___ KUTIPAN DOKUMEN

Home > Artikel > Menyambut Pemberlakuan UU Hak Cipta

Menyambut Pemberlakuan UU Hak Cipta

Tanggal 29 Juli 2003 Undang-Undang Hak Cipta akan mulai diberlakukan, setelah disahkan setahun sebelumnya. Implikasinya, akan berdampak luas terhadap pengguna perangkat lunak di Indonesia. Jika selama ini, penggunaan perangkat lunak bajakan berjalan tanpa hambatan, setelah pemberlakuan UU ini akan mulai menemui kendala. Konon, polisi dan penegak hukum berhak melakukan razia tanpa harus dilapori dulu (bukan delik aduan). Ada harapan bagi pembuat perangkat lunak internasional untuk mulai memanen hasil 'pemasyarakatan' perangkat lunak mereka selama ini.

______

◆ TUJUAN 1
Salin kembali bagian artikel tentang UU Hak Cipta, mulai dari "Home > Artikel" dan berlanjut sampai "mereka selama ini.". Ganti setiap "perangkat lunak" dengan "software".
◆ TUJUAN 2
Tentukan apakah setiap pernyataan berikut sesuai dengan artikel tentang UU Hak Cipta. Jawab ya atau tidak, lalu kutip kata-kata artikel yang menjadi dasar jawaban.
(a) UU Hak Cipta mulai diberlakukan pada 29 Juli 2003.
(b) UU Hak Cipta disahkan dua tahun sebelum mulai diberlakukan.
(c) Polisi baru dapat melakukan razia setelah menerima laporan.
◆ TUJUAN 3
Lanjutkan artikel tentang UU Hak Cipta, dimulai setelah kalimat terakhir yang ditampilkan.

___ DATA YANG DISEDIAKAN

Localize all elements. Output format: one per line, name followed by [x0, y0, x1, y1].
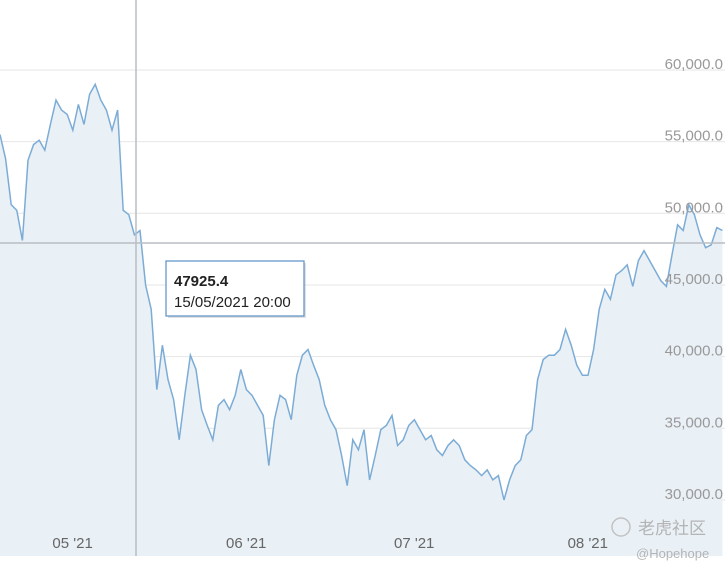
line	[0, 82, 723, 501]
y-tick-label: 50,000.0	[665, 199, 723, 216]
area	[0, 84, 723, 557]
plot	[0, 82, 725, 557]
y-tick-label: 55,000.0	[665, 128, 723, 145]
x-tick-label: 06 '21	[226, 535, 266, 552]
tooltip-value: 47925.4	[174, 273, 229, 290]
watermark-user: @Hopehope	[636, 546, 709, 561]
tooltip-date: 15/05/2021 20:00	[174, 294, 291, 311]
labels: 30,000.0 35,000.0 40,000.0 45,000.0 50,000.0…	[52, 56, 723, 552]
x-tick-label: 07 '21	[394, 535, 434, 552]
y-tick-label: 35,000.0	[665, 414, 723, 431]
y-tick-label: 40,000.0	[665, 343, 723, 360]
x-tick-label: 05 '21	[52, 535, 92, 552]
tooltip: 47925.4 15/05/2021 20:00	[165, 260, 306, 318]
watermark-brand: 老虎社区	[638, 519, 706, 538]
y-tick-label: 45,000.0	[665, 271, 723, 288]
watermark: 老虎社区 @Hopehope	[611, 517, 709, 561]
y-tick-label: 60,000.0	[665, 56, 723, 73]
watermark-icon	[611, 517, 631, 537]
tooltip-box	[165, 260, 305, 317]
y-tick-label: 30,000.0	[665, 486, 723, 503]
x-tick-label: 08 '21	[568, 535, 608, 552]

______

◆ JAWABAN TUGAS 1
Home > Artikel > Menyambut Pemberlakuan UU Hak Cipta

Menyambut Pemberlakuan UU Hak Cipta

Tanggal 29 Juli 2003 Undang-Undang Hak Cipta akan mulai diberlakukan, setelah disahkan setahun sebelumnya. Implikasinya, akan berdampak luas terhadap pengguna software di Indonesia. Jika selama ini, penggunaan software bajakan berjalan tanpa hambatan, setelah pemberlakuan UU ini akan mulai menemui kendala. Konon, polisi dan penegak hukum berhak melakukan razia tanpa harus dilapori dulu (bukan delik aduan). Ada harapan bagi pembuat software internasional untuk mulai memanen hasil 'pemasyarakatan' software mereka selama ini.

◆ JAWABAN TUGAS 2
(a) Ya: "Tanggal 29 Juli 2003 Undang-Undang Hak Cipta akan mulai diberlakukan"
(b) Tidak: "setelah disahkan setahun sebelumnya"
(c) Tidak: "polisi dan penegak hukum berhak melakukan razia tanpa harus dilapori dulu (bukan delik aduan)"

◆ JAWABAN TUGAS 3
Kasus yang mirip sempat terjadi sekitar tahun 1988, ketika aturan hak cipta untuk produk kaset diberlakukan. Kaset barat yang dulunya 100% bajakan segera berganti produk resmi. Lebih dari 13 tahun berlalu, dan kini kita sudah terbiasa dengan aturan itu. Mungkin kita bisa berharap hal yang sama untuk perangkat lunak komputer, benarkah? Tunggu dulu, siapapun tahu jika kaset, CD, atau VCD/DVD asli dijual dengan harga internasional, maka tidak akan laku. Harga kaset, CD, VCD, dan DVD yang beredar di Indonesia sangat berbeda dengan yang dijual di luar negeri. Maka perhatikanlah peringatan pada sampul kaset/CD, yang menyebutkan bahwa produk itu hanya untuk dijual di Indonesia. Jadi, ada kebijakan price discrimination di sini.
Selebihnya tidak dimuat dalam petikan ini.